> _PROBLEM DESCRIPTION_
Where a picture appears, leave it out, and print the rest of the records as they are.

> _SUPPLIED MATERIAL_
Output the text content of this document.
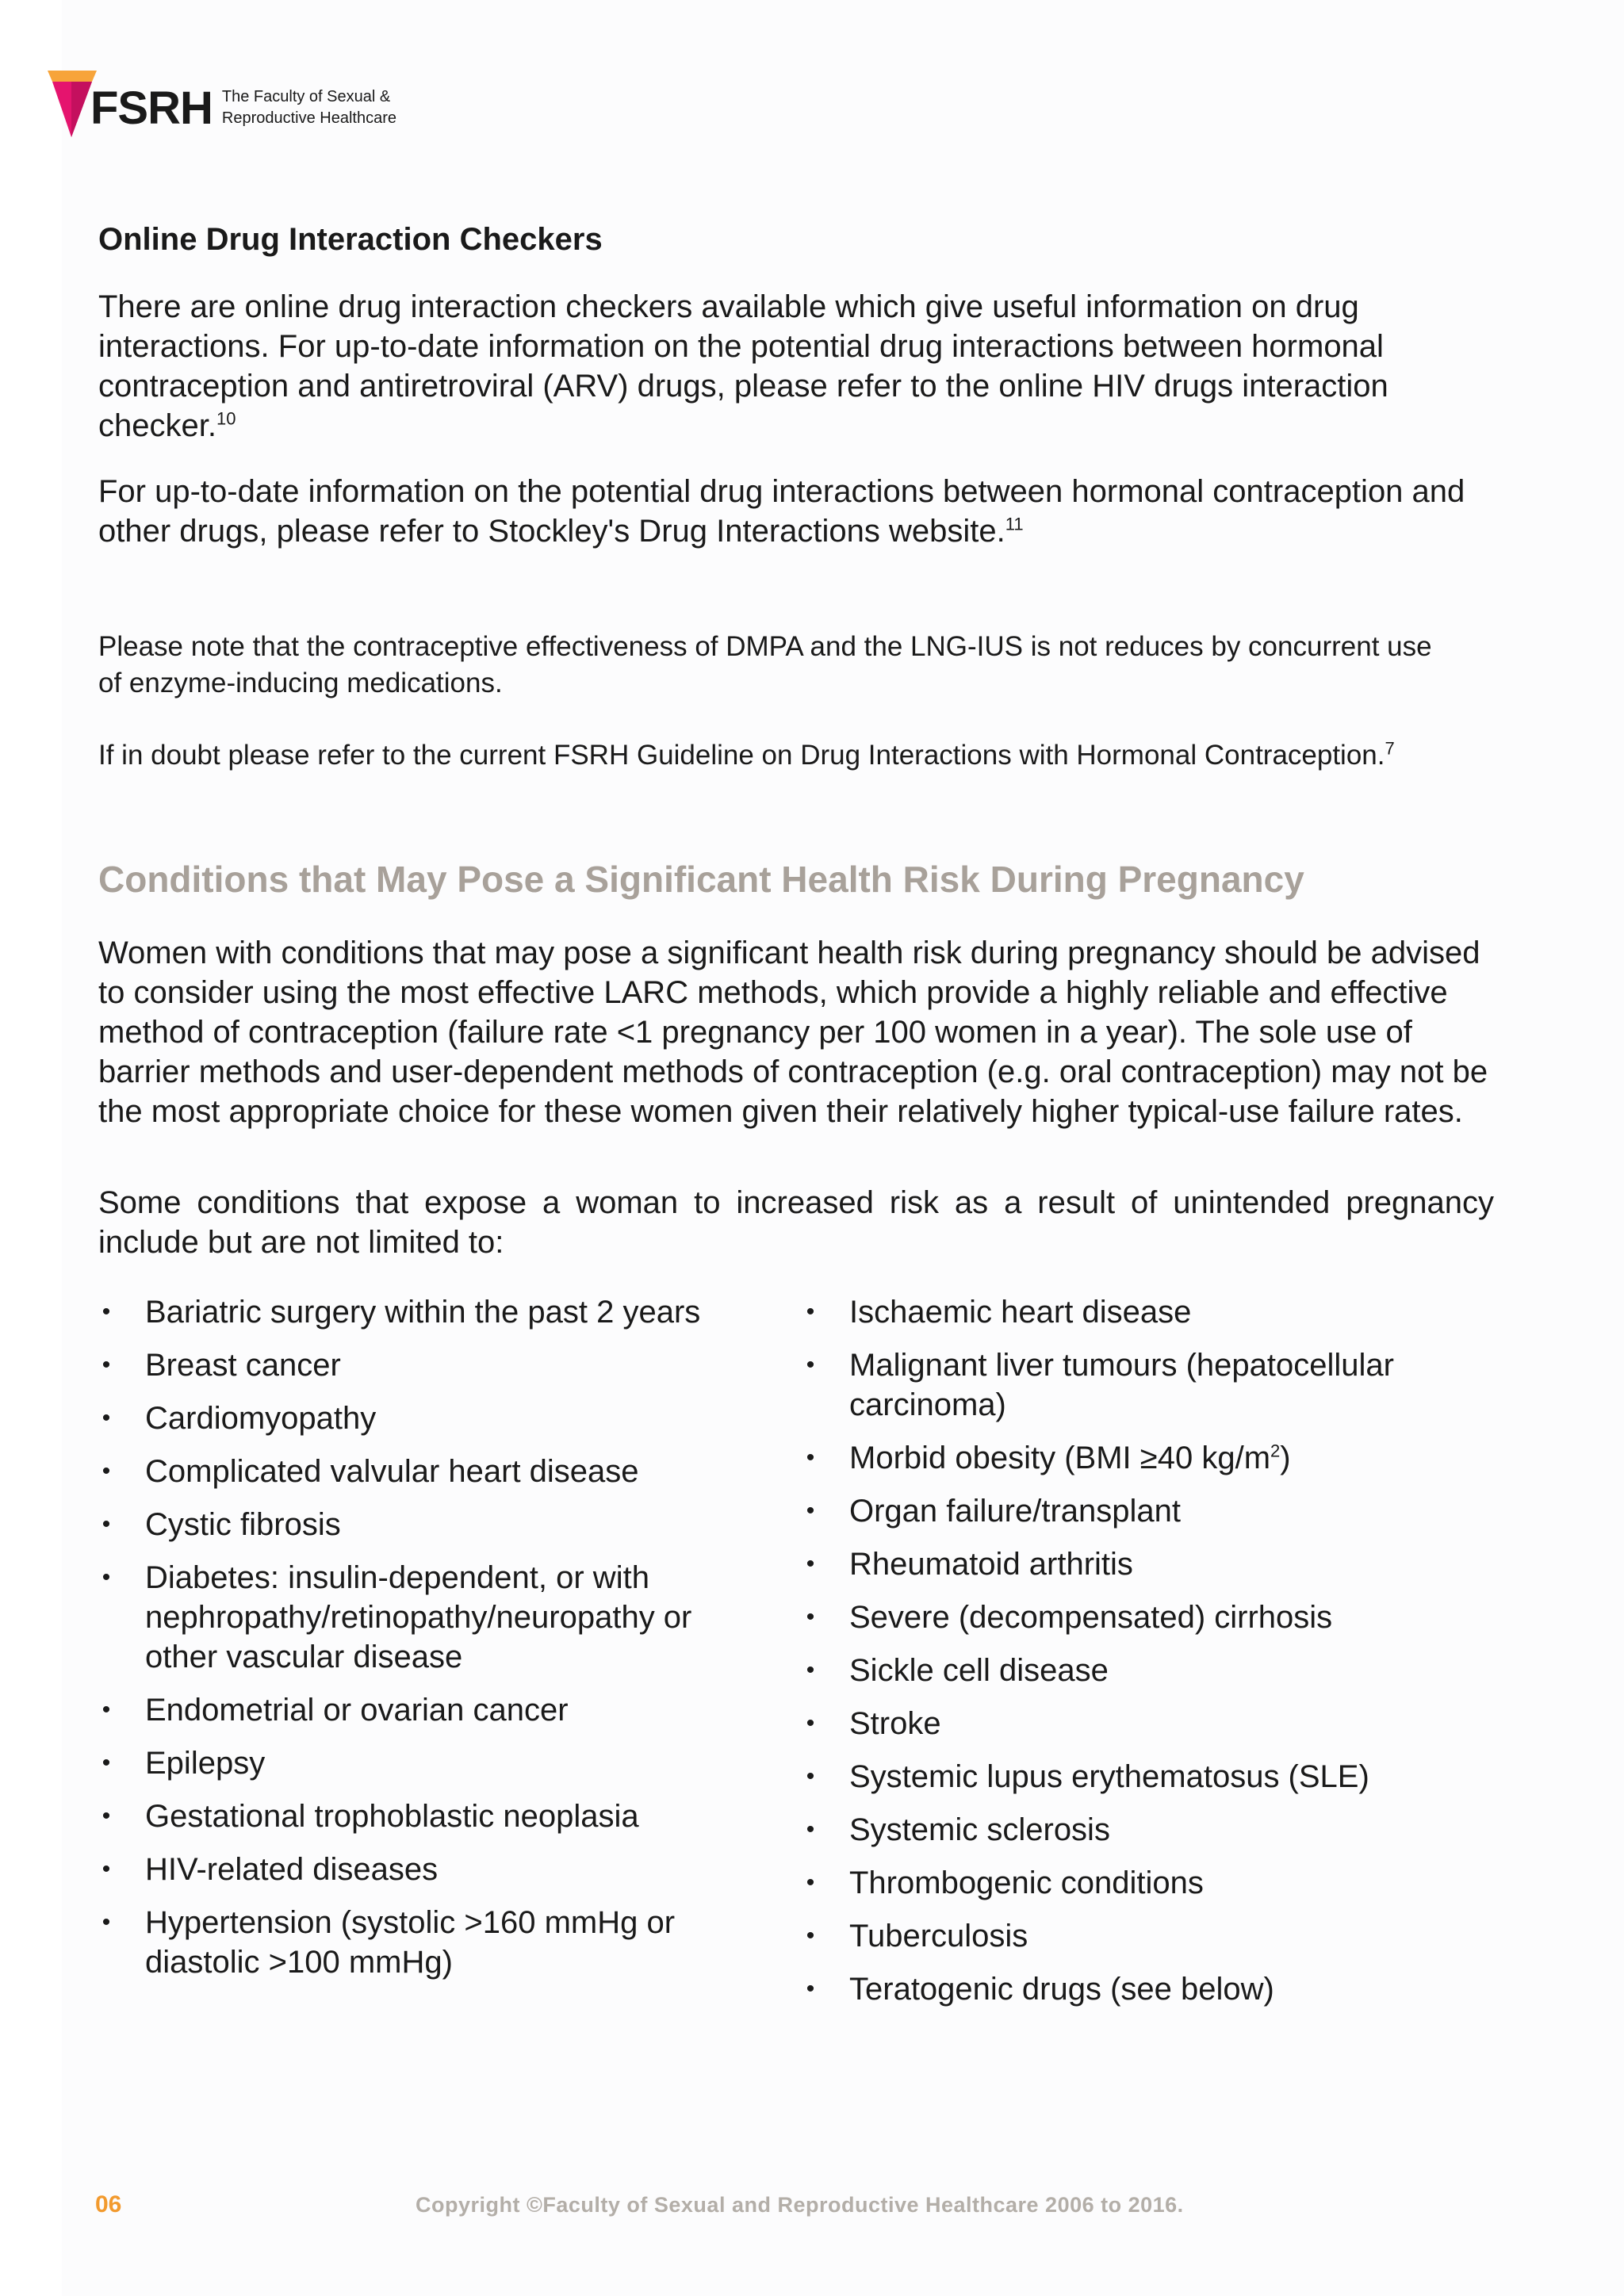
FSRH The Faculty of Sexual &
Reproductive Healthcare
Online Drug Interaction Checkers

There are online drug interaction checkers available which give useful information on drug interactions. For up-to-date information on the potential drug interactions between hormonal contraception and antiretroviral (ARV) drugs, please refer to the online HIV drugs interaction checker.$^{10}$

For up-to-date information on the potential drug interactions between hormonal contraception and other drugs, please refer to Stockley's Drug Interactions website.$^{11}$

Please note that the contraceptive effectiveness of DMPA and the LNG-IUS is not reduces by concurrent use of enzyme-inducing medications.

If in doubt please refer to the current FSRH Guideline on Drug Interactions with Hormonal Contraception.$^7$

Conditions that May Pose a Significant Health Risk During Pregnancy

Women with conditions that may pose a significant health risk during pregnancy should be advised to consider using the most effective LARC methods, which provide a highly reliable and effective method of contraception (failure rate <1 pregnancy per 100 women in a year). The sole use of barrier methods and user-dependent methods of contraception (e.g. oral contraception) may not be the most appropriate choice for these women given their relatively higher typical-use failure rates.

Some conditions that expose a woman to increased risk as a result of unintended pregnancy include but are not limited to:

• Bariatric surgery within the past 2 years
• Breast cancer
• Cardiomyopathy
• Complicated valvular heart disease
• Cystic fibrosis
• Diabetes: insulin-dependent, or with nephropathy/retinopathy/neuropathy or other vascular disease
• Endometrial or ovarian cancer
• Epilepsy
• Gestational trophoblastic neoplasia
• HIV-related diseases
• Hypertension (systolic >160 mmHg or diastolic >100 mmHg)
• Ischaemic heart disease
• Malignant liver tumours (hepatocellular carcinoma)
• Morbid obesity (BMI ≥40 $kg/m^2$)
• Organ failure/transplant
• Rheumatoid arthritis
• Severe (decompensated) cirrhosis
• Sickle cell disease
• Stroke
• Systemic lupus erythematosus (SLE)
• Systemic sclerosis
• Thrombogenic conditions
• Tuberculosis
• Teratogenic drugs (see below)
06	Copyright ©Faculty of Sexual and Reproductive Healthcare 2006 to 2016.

> _ANSWER BELOW_
Output the text content of this document.
FSRH The Faculty of Sexual &
Reproductive Healthcare
Online Drug Interaction Checkers

There are online drug interaction checkers available which give useful information on drug interactions. For up-to-date information on the potential drug interactions between hormonal contraception and antiretroviral (ARV) drugs, please refer to the online HIV drugs interaction checker.$^{10}$

For up-to-date information on the potential drug interactions between hormonal contraception and other drugs, please refer to Stockley's Drug Interactions website.$^{11}$

Please note that the contraceptive effectiveness of DMPA and the LNG-IUS is not reduces by concurrent use of enzyme-inducing medications.

If in doubt please refer to the current FSRH Guideline on Drug Interactions with Hormonal Contraception.$^7$

Conditions that May Pose a Significant Health Risk During Pregnancy

Women with conditions that may pose a significant health risk during pregnancy should be advised to consider using the most effective LARC methods, which provide a highly reliable and effective method of contraception (failure rate <1 pregnancy per 100 women in a year). The sole use of barrier methods and user-dependent methods of contraception (e.g. oral contraception) may not be the most appropriate choice for these women given their relatively higher typical-use failure rates.

Some conditions that expose a woman to increased risk as a result of unintended pregnancy include but are not limited to:

• Bariatric surgery within the past 2 years
• Breast cancer
• Cardiomyopathy
• Complicated valvular heart disease
• Cystic fibrosis
• Diabetes: insulin-dependent, or with nephropathy/retinopathy/neuropathy or other vascular disease
• Endometrial or ovarian cancer
• Epilepsy
• Gestational trophoblastic neoplasia
• HIV-related diseases
• Hypertension (systolic >160 mmHg or diastolic >100 mmHg)
• Ischaemic heart disease
• Malignant liver tumours (hepatocellular carcinoma)
• Morbid obesity (BMI ≥40 $kg/m^2$)
• Organ failure/transplant
• Rheumatoid arthritis
• Severe (decompensated) cirrhosis
• Sickle cell disease
• Stroke
• Systemic lupus erythematosus (SLE)
• Systemic sclerosis
• Thrombogenic conditions
• Tuberculosis
• Teratogenic drugs (see below)
06	Copyright ©Faculty of Sexual and Reproductive Healthcare 2006 to 2016.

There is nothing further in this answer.